**** TASK MATERIAL

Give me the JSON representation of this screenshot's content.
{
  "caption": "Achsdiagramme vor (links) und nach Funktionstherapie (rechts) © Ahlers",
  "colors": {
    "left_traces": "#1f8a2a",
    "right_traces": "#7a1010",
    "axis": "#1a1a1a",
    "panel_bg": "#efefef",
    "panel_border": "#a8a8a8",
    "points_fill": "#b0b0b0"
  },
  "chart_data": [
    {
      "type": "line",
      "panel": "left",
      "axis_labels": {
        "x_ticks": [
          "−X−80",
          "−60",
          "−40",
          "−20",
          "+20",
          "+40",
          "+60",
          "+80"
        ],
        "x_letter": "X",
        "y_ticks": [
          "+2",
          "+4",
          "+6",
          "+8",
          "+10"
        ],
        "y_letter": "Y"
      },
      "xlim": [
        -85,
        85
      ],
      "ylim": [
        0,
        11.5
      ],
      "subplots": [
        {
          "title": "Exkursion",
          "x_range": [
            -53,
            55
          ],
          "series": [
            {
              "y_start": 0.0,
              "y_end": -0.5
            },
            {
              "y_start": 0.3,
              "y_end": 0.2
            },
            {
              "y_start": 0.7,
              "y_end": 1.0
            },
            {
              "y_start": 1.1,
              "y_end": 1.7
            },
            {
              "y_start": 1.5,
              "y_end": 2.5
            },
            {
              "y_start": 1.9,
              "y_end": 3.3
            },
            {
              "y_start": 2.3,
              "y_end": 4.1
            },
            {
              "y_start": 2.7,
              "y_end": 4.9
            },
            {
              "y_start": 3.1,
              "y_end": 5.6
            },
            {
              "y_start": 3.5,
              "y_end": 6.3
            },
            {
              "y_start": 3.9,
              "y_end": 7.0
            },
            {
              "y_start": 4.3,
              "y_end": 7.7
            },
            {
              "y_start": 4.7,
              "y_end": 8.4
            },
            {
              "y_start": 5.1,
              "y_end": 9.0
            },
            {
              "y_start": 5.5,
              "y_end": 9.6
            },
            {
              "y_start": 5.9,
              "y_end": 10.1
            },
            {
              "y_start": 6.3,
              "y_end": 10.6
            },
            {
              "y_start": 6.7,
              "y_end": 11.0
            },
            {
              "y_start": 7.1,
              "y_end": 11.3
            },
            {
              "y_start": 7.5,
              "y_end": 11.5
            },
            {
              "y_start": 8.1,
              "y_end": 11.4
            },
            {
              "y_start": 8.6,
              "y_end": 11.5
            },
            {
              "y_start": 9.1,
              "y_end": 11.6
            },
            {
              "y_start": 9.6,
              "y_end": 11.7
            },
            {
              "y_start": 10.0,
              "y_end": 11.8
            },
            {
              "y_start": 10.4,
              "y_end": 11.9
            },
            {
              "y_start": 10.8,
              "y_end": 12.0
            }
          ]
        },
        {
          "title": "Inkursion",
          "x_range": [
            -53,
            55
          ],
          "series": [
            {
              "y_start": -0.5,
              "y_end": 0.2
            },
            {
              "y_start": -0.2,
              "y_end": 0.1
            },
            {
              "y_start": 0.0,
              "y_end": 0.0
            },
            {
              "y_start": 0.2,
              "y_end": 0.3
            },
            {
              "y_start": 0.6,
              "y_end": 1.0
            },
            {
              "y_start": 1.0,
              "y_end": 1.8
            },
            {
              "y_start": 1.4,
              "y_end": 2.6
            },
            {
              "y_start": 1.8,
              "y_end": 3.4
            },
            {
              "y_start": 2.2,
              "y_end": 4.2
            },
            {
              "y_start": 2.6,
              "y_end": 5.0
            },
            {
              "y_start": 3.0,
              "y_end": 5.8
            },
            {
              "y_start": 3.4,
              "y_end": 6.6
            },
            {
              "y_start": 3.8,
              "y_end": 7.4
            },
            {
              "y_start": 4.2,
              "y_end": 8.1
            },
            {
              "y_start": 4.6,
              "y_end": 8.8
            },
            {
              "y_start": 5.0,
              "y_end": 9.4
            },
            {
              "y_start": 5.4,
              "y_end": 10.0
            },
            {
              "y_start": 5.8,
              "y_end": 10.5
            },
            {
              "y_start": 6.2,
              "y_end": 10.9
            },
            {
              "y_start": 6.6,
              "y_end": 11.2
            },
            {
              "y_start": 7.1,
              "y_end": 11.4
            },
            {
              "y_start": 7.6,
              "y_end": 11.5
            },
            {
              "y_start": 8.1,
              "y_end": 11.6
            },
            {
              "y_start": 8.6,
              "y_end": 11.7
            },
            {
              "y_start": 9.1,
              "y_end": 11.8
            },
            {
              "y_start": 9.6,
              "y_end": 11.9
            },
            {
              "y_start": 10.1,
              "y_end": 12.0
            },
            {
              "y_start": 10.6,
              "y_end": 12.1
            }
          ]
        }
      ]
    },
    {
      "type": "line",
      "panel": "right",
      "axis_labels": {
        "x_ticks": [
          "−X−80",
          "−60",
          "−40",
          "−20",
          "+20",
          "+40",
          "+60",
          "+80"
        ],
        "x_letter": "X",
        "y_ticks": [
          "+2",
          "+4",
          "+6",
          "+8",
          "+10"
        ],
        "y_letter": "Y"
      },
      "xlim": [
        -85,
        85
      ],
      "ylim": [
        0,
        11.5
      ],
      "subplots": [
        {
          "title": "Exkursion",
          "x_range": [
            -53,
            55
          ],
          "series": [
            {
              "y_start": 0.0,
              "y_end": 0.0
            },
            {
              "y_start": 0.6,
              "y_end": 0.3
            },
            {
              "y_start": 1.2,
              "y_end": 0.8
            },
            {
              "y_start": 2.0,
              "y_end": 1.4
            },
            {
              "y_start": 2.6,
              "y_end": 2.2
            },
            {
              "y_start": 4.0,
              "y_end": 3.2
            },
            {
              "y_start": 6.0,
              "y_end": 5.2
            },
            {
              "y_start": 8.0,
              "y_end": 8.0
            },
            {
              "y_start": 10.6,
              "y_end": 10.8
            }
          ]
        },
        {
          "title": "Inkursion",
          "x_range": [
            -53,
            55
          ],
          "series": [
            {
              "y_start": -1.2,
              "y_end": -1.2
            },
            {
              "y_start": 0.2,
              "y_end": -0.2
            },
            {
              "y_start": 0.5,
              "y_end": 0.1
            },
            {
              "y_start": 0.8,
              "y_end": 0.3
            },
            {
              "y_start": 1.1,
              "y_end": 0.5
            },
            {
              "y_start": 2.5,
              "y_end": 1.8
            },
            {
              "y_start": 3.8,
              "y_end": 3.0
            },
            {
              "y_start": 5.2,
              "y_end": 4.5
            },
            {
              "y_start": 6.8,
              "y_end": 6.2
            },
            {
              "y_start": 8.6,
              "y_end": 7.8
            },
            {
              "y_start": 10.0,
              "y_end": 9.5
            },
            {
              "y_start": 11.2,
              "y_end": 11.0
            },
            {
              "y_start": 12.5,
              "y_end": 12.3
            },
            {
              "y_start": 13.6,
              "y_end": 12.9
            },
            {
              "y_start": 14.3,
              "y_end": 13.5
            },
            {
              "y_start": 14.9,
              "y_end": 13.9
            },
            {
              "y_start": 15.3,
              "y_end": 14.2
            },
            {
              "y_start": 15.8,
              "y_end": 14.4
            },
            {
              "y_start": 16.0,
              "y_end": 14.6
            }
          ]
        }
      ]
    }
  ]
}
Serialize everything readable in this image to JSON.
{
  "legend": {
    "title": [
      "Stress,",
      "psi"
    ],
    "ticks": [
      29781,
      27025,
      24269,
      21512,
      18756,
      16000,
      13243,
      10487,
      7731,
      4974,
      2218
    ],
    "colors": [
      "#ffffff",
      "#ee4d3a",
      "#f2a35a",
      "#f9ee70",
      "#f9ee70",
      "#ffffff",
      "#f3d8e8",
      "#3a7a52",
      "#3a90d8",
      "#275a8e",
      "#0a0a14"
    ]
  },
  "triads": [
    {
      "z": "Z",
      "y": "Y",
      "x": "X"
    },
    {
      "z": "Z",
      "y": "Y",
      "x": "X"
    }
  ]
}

********

EXERCISE OBJECTIVE:
Find the line containing "Serialize everything readable". Reproduce it exactly, along with every line after it through the last.

OUTPUT OF THE TASK:
Serialize everything readable in this image to JSON.
{
  "legend": {
    "title": [
      "Stress,",
      "psi"
    ],
    "ticks": [
      29781,
      27025,
      24269,
      21512,
      18756,
      16000,
      13243,
      10487,
      7731,
      4974,
      2218
    ],
    "colors": [
      "#ffffff",
      "#ee4d3a",
      "#f2a35a",
      "#f9ee70",
      "#f9ee70",
      "#ffffff",
      "#f3d8e8",
      "#3a7a52",
      "#3a90d8",
      "#275a8e",
      "#0a0a14"
    ]
  },
  "triads": [
    {
      "z": "Z",
      "y": "Y",
      "x": "X"
    },
    {
      "z": "Z",
      "y": "Y",
      "x": "X"
    }
  ]
}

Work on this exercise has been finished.